In recent years, powerful institutions, including branches of the United States military and Department of Veterans Affairs, have begun to express interest in VR therapy because it promises better therapeutic efficacy for treating PTSD, especially among members of the digital generation who are believed to be both comfortable with and attracted to interactive media technology. Further research is needed to examine the uses of VR therapy by these agencies, including the specific design of the VR systems they adopt. Doing so will provide new insights into how disordered subjectivity is defined, and how therapeutic interventions are conceptualized, as part of cybertherapeutic regimes. It is critical to examine how these institutions are coming to view the role of VR technology in reshaping the ways people interact with the world, and in the case of treating PTSD, how those afflicted communicate about, process, and heal from the traumatic experiences that now inform their lives.

NOTES

1 I distinguish between a virtual environment, or virtual architecture, and virtual worlds. Using Boellstorff's (2008) definitions, virtual worlds are populated, persistent spaces, such as massively multi-player online games (MMOGs), that can be studied as fields of social action. “Virtual environment” refers to any interactive simulated space.

2 There is no set term for the practice. I primarily use the term “virtual reality therapy” (VR therapy), coined by Max North and colleagues (1996), though others believe this sounds as though the technology autonomously provides care. Ralph Lamson called it “virtual therapy” (e.g., Lamson, 1997), though this implies that it is not “actually” therapy. It has also been called “virtual reality-enhanced therapy.”

3 Though the issue of attraction to technology is also important, I will not be addressing this issue here as it concerns how VR creates new meanings for therapy, rather than what it does in cybertherapeutic practice.

4 The full title of techno-evangelist Howard Rheingold's book on VR nicely sums up cultural ambivalence about where the technology would lead society: Virtual Reality: The Revolutionary Technology of Computer-Generated Artificial Worlds – and How It Promises and Threatens to Transform Business and Society (1991). Members of the field were also conscious of this ambivalence: the first SIGGRAPH panel on VR in 1990 was titled Hip, Hype and Hope – The Three Faces of Virtual Worlds. Woolley (1992) and Chesher (1993) have documented the VR of hype of the 1980s and 1990s. See Laurel (1993) on the collapse of commercial VR.

◆ **Excerpts from a dataset**
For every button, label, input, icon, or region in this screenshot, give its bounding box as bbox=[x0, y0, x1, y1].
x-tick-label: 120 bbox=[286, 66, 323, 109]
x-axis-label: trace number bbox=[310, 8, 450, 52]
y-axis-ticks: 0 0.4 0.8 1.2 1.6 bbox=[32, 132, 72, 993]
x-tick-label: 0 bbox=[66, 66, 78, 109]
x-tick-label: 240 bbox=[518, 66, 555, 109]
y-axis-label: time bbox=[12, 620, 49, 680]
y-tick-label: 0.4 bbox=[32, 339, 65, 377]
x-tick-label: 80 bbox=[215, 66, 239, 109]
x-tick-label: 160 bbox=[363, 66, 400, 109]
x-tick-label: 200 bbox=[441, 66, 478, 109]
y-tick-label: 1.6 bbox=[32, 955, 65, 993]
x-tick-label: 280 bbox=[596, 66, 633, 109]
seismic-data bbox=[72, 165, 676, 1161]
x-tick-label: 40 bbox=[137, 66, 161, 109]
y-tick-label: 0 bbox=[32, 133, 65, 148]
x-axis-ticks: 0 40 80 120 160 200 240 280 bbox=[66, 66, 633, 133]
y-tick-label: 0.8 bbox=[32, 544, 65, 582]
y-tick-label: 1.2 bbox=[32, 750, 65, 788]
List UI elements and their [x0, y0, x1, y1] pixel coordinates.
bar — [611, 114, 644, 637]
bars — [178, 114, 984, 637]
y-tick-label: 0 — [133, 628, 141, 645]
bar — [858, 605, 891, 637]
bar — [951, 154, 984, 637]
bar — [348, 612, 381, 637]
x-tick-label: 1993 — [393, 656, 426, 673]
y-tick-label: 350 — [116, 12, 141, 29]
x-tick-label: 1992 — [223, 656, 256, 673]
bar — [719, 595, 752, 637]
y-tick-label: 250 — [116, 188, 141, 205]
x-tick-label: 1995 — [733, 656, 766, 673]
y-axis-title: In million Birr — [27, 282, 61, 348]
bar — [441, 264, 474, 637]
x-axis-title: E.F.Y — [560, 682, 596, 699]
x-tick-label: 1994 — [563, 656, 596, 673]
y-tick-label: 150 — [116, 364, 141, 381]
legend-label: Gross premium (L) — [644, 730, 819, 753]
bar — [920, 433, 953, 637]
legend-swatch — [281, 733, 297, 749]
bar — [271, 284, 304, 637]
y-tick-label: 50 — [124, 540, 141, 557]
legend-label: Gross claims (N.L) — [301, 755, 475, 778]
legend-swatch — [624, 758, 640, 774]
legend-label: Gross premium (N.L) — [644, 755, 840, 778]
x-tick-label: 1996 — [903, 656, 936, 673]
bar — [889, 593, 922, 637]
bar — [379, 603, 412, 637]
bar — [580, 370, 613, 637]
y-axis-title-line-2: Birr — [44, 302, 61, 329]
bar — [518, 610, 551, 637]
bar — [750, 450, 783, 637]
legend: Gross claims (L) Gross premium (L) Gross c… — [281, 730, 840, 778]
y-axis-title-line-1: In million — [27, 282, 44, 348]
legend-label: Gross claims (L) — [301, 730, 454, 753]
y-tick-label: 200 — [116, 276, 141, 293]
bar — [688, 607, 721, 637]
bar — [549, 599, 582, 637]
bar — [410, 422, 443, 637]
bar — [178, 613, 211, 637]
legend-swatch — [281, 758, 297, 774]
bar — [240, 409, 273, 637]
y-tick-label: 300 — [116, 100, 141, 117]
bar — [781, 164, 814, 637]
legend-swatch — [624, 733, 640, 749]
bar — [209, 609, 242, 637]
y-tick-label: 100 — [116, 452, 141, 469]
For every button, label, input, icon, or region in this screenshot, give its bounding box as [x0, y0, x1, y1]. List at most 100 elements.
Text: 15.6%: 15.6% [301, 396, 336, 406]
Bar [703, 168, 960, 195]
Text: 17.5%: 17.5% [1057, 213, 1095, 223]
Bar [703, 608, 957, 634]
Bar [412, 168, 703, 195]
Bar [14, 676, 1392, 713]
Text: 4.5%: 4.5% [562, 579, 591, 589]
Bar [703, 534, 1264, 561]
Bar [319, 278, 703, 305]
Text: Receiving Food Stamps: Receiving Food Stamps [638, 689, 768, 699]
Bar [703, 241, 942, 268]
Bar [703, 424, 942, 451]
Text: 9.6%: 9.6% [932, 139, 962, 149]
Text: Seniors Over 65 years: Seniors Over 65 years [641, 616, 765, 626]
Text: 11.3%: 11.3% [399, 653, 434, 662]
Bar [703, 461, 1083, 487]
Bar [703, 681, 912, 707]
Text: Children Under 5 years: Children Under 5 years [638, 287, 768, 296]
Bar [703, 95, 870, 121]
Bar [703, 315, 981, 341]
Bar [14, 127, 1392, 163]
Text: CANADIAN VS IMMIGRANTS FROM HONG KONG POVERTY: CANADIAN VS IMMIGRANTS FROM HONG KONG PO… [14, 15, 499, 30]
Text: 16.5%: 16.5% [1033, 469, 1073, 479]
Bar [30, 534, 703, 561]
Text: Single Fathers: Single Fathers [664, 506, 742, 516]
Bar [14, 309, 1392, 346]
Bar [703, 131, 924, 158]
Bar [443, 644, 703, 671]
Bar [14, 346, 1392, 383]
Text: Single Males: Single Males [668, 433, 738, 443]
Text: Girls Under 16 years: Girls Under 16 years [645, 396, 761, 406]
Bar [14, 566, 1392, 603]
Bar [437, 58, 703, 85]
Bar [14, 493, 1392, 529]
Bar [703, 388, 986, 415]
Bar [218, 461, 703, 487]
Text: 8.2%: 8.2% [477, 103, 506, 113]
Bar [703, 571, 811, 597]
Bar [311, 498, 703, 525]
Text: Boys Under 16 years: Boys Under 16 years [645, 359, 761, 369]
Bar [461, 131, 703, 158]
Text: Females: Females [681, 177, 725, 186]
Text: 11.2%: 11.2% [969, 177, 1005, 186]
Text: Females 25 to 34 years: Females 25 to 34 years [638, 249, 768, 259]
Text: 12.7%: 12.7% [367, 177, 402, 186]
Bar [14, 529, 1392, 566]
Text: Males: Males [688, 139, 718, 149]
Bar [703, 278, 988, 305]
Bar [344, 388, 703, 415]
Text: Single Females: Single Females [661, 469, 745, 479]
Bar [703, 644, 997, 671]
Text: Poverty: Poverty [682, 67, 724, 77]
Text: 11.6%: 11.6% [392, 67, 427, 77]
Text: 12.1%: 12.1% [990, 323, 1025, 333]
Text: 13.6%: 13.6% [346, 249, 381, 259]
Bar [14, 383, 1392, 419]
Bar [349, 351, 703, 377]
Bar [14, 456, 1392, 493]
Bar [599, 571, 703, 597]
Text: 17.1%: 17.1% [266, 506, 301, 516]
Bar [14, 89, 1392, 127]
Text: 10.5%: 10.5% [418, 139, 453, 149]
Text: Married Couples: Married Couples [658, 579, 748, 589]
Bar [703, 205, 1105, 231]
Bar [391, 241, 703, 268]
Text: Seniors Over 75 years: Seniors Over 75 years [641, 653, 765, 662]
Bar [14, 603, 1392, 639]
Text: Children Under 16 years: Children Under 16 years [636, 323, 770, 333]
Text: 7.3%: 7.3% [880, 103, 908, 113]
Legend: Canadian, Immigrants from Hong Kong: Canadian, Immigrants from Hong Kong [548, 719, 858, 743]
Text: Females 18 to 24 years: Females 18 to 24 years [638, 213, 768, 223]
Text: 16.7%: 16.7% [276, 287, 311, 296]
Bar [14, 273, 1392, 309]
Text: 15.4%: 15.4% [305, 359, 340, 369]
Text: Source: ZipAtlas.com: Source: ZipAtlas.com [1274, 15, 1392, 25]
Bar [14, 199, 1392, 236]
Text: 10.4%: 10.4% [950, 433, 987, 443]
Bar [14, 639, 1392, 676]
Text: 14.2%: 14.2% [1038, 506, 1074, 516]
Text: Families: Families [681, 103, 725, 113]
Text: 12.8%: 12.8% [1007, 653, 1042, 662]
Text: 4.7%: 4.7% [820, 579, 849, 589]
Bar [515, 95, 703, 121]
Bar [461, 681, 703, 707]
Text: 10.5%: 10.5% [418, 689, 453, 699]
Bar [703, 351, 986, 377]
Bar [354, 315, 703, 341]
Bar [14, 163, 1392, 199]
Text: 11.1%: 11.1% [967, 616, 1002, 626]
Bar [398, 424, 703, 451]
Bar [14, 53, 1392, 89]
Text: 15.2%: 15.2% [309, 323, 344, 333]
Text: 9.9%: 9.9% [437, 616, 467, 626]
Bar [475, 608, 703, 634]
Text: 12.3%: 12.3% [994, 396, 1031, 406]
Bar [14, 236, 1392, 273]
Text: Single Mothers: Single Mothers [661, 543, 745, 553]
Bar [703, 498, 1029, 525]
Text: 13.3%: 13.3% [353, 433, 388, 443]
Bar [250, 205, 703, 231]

◆ **Task A**
Give back the part of the text about virtual reality therapy that runs from "1 I distinguish" to "interactive simulated space.", word for word.
◆ **Task B**
Pick up the text about virtual reality therapy after its last sentence and keep writing it.

◆ **Answer space A**
1 I distinguish between a virtual environment, or virtual architecture, and virtual worlds. Using Boellstorff's (2008) definitions, virtual worlds are populated, persistent spaces, such as massively multi-player online games (MMOGs), that can be studied as fields of social action. “Virtual environment” refers to any interactive simulated space.

◆ **Answer space B**
5 In the 1980s, both computers and postmodernism were transforming how people see the world. VR seemed to confirm the postmodern theories of the fluidity of subjectivity; if subjectivity is shaped by symbolic orders, then perhaps there is no one true reality and all realities are, in fact, virtual. See Lyotard (1984) and critique by Woolley (1992).

6 Because of high development cost and the slow process of clinical testing, VR therapy software often looks outdated compared to contemporary videogames. Advocates have suggested, however, that this is not a limitation but actually a feature of VR therapy, because visual simplicity leaves room for the patient's imagination to project onto the virtual environment, thereby personalizing the experience (e.g., Hollander, 2006; North et al., 1996).

7 Experiential therapists believe that experiences can expose and challenge patients' unconscious assumptions about the world and themselves.

8 Psychodynamic therapy also helps to reveal the unconscious to the patient by revealing origins of assumptions and challenging their role as patients' unhealthy coping mechanisms.

9 As of this writing, the 1980s dream of networked, interactive immersive environments is still too technically complex and expensive to be a functional way to conduct group VR therapy.